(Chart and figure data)
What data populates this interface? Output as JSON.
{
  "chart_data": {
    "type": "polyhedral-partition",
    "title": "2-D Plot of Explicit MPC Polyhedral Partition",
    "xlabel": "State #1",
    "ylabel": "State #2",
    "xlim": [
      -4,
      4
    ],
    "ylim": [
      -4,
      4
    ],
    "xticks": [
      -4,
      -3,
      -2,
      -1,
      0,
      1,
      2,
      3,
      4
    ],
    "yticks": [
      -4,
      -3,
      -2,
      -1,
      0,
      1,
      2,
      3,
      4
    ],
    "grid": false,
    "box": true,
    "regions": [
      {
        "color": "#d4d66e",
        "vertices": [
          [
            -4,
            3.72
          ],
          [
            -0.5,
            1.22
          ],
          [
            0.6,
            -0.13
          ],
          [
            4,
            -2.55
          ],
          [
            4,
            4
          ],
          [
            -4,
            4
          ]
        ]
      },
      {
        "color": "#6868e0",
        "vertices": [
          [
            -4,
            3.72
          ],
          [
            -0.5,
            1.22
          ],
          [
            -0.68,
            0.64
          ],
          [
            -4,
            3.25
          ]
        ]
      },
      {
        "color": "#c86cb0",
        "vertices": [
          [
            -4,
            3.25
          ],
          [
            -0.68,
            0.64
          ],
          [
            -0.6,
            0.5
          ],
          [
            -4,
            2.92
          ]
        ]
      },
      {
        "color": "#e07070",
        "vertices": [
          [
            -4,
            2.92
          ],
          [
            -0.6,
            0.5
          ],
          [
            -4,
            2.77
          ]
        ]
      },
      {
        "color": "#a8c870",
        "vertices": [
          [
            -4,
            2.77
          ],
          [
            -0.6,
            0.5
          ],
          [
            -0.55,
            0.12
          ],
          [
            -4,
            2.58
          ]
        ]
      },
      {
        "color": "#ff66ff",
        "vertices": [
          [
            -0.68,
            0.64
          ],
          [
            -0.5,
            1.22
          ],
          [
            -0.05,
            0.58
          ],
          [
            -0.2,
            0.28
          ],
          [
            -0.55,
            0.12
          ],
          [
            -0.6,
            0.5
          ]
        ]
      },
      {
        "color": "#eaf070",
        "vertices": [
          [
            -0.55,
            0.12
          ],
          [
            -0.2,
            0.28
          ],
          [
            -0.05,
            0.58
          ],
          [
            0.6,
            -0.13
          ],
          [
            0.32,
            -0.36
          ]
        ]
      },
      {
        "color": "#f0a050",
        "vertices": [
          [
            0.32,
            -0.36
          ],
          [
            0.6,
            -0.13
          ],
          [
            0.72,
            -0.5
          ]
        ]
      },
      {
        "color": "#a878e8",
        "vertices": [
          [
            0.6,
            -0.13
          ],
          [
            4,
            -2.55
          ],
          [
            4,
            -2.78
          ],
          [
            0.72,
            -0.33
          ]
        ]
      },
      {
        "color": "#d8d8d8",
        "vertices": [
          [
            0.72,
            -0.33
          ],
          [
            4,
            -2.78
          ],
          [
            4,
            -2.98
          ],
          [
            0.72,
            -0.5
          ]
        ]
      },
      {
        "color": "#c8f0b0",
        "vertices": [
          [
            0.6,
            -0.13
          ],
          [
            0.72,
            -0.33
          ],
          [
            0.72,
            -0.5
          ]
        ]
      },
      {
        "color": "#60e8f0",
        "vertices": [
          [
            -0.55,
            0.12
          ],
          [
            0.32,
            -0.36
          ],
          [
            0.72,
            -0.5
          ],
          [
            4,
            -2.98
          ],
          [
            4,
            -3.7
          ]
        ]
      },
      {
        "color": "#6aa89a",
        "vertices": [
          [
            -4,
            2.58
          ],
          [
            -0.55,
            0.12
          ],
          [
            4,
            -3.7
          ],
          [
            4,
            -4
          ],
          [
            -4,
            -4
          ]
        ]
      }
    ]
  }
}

WRITTEN TASK: Copy every line verbatim.

SOLUTION:
What data populates this interface? Output as JSON.
{
  "chart_data": {
    "type": "polyhedral-partition",
    "title": "2-D Plot of Explicit MPC Polyhedral Partition",
    "xlabel": "State #1",
    "ylabel": "State #2",
    "xlim": [
      -4,
      4
    ],
    "ylim": [
      -4,
      4
    ],
    "xticks": [
      -4,
      -3,
      -2,
      -1,
      0,
      1,
      2,
      3,
      4
    ],
    "yticks": [
      -4,
      -3,
      -2,
      -1,
      0,
      1,
      2,
      3,
      4
    ],
    "grid": false,
    "box": true,
    "regions": [
      {
        "color": "#d4d66e",
        "vertices": [
          [
            -4,
            3.72
          ],
          [
            -0.5,
            1.22
          ],
          [
            0.6,
            -0.13
          ],
          [
            4,
            -2.55
          ],
          [
            4,
            4
          ],
          [
            -4,
            4
          ]
        ]
      },
      {
        "color": "#6868e0",
        "vertices": [
          [
            -4,
            3.72
          ],
          [
            -0.5,
            1.22
          ],
          [
            -0.68,
            0.64
          ],
          [
            -4,
            3.25
          ]
        ]
      },
      {
        "color": "#c86cb0",
        "vertices": [
          [
            -4,
            3.25
          ],
          [
            -0.68,
            0.64
          ],
          [
            -0.6,
            0.5
          ],
          [
            -4,
            2.92
          ]
        ]
      },
      {
        "color": "#e07070",
        "vertices": [
          [
            -4,
            2.92
          ],
          [
            -0.6,
            0.5
          ],
          [
            -4,
            2.77
          ]
        ]
      },
      {
        "color": "#a8c870",
        "vertices": [
          [
            -4,
            2.77
          ],
          [
            -0.6,
            0.5
          ],
          [
            -0.55,
            0.12
          ],
          [
            -4,
            2.58
          ]
        ]
      },
      {
        "color": "#ff66ff",
        "vertices": [
          [
            -0.68,
            0.64
          ],
          [
            -0.5,
            1.22
          ],
          [
            -0.05,
            0.58
          ],
          [
            -0.2,
            0.28
          ],
          [
            -0.55,
            0.12
          ],
          [
            -0.6,
            0.5
          ]
        ]
      },
      {
        "color": "#eaf070",
        "vertices": [
          [
            -0.55,
            0.12
          ],
          [
            -0.2,
            0.28
          ],
          [
            -0.05,
            0.58
          ],
          [
            0.6,
            -0.13
          ],
          [
            0.32,
            -0.36
          ]
        ]
      },
      {
        "color": "#f0a050",
        "vertices": [
          [
            0.32,
            -0.36
          ],
          [
            0.6,
            -0.13
          ],
          [
            0.72,
            -0.5
          ]
        ]
      },
      {
        "color": "#a878e8",
        "vertices": [
          [
            0.6,
            -0.13
          ],
          [
            4,
            -2.55
          ],
          [
            4,
            -2.78
          ],
          [
            0.72,
            -0.33
          ]
        ]
      },
      {
        "color": "#d8d8d8",
        "vertices": [
          [
            0.72,
            -0.33
          ],
          [
            4,
            -2.78
          ],
          [
            4,
            -2.98
          ],
          [
            0.72,
            -0.5
          ]
        ]
      },
      {
        "color": "#c8f0b0",
        "vertices": [
          [
            0.6,
            -0.13
          ],
          [
            0.72,
            -0.33
          ],
          [
            0.72,
            -0.5
          ]
        ]
      },
      {
        "color": "#60e8f0",
        "vertices": [
          [
            -0.55,
            0.12
          ],
          [
            0.32,
            -0.36
          ],
          [
            0.72,
            -0.5
          ],
          [
            4,
            -2.98
          ],
          [
            4,
            -3.7
          ]
        ]
      },
      {
        "color": "#6aa89a",
        "vertices": [
          [
            -4,
            2.58
          ],
          [
            -0.55,
            0.12
          ],
          [
            4,
            -3.7
          ],
          [
            4,
            -4
          ],
          [
            -4,
            -4
          ]
        ]
      }
    ]
  }
}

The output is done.